- **Written instruction**:
Transcribe all of the material exactly.
** Start Exercise data **
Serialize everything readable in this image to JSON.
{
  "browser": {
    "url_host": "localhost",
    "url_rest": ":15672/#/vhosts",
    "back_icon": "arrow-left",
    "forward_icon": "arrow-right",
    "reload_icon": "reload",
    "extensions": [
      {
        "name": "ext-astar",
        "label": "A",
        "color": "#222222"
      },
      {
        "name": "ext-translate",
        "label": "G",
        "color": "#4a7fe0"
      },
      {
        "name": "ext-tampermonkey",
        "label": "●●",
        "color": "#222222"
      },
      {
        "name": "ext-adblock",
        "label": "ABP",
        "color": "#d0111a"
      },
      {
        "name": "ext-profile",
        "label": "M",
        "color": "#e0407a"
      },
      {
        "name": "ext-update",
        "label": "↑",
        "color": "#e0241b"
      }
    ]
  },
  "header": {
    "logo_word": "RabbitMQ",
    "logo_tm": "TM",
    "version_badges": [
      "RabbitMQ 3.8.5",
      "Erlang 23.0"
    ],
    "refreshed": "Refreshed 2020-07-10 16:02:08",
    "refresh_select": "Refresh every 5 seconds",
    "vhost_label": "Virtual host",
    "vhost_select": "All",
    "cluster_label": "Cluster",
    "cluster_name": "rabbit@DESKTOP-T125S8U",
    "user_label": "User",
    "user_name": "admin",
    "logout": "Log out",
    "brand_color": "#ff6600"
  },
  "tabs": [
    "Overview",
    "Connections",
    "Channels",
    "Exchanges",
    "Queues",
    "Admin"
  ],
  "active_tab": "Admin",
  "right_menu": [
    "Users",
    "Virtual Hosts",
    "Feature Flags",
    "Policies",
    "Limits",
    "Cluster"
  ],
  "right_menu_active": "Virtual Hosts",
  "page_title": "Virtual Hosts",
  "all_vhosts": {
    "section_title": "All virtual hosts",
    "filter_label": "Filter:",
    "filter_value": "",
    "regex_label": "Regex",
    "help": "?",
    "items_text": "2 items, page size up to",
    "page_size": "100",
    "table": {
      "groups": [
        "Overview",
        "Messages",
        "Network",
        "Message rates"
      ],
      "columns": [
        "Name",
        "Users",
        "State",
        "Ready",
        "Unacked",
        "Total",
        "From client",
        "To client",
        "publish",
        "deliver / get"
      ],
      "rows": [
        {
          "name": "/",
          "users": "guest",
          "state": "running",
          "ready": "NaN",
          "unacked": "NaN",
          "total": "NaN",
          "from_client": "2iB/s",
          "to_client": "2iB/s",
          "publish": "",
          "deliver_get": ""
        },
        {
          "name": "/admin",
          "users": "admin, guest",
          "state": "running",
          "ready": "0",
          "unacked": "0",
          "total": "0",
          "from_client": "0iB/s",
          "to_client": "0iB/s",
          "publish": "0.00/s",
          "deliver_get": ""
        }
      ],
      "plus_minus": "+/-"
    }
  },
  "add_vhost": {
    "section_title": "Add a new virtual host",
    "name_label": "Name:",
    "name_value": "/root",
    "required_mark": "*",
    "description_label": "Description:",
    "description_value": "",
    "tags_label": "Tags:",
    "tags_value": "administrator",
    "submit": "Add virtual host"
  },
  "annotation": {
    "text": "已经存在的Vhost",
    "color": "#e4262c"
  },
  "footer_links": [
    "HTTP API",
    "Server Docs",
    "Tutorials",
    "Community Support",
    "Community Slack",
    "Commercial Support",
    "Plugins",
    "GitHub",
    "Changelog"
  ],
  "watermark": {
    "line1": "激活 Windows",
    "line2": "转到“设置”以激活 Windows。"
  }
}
** End Exercise data **
- **Exercise response**:
Serialize everything readable in this image to JSON.
{
  "browser": {
    "url_host": "localhost",
    "url_rest": ":15672/#/vhosts",
    "back_icon": "arrow-left",
    "forward_icon": "arrow-right",
    "reload_icon": "reload",
    "extensions": [
      {
        "name": "ext-astar",
        "label": "A",
        "color": "#222222"
      },
      {
        "name": "ext-translate",
        "label": "G",
        "color": "#4a7fe0"
      },
      {
        "name": "ext-tampermonkey",
        "label": "●●",
        "color": "#222222"
      },
      {
        "name": "ext-adblock",
        "label": "ABP",
        "color": "#d0111a"
      },
      {
        "name": "ext-profile",
        "label": "M",
        "color": "#e0407a"
      },
      {
        "name": "ext-update",
        "label": "↑",
        "color": "#e0241b"
      }
    ]
  },
  "header": {
    "logo_word": "RabbitMQ",
    "logo_tm": "TM",
    "version_badges": [
      "RabbitMQ 3.8.5",
      "Erlang 23.0"
    ],
    "refreshed": "Refreshed 2020-07-10 16:02:08",
    "refresh_select": "Refresh every 5 seconds",
    "vhost_label": "Virtual host",
    "vhost_select": "All",
    "cluster_label": "Cluster",
    "cluster_name": "rabbit@DESKTOP-T125S8U",
    "user_label": "User",
    "user_name": "admin",
    "logout": "Log out",
    "brand_color": "#ff6600"
  },
  "tabs": [
    "Overview",
    "Connections",
    "Channels",
    "Exchanges",
    "Queues",
    "Admin"
  ],
  "active_tab": "Admin",
  "right_menu": [
    "Users",
    "Virtual Hosts",
    "Feature Flags",
    "Policies",
    "Limits",
    "Cluster"
  ],
  "right_menu_active": "Virtual Hosts",
  "page_title": "Virtual Hosts",
  "all_vhosts": {
    "section_title": "All virtual hosts",
    "filter_label": "Filter:",
    "filter_value": "",
    "regex_label": "Regex",
    "help": "?",
    "items_text": "2 items, page size up to",
    "page_size": "100",
    "table": {
      "groups": [
        "Overview",
        "Messages",
        "Network",
        "Message rates"
      ],
      "columns": [
        "Name",
        "Users",
        "State",
        "Ready",
        "Unacked",
        "Total",
        "From client",
        "To client",
        "publish",
        "deliver / get"
      ],
      "rows": [
        {
          "name": "/",
          "users": "guest",
          "state": "running",
          "ready": "NaN",
          "unacked": "NaN",
          "total": "NaN",
          "from_client": "2iB/s",
          "to_client": "2iB/s",
          "publish": "",
          "deliver_get": ""
        },
        {
          "name": "/admin",
          "users": "admin, guest",
          "state": "running",
          "ready": "0",
          "unacked": "0",
          "total": "0",
          "from_client": "0iB/s",
          "to_client": "0iB/s",
          "publish": "0.00/s",
          "deliver_get": ""
        }
      ],
      "plus_minus": "+/-"
    }
  },
  "add_vhost": {
    "section_title": "Add a new virtual host",
    "name_label": "Name:",
    "name_value": "/root",
    "required_mark": "*",
    "description_label": "Description:",
    "description_value": "",
    "tags_label": "Tags:",
    "tags_value": "administrator",
    "submit": "Add virtual host"
  },
  "annotation": {
    "text": "已经存在的Vhost",
    "color": "#e4262c"
  },
  "footer_links": [
    "HTTP API",
    "Server Docs",
    "Tutorials",
    "Community Support",
    "Community Slack",
    "Commercial Support",
    "Plugins",
    "GitHub",
    "Changelog"
  ],
  "watermark": {
    "line1": "激活 Windows",
    "line2": "转到“设置”以激活 Windows。"
  }
}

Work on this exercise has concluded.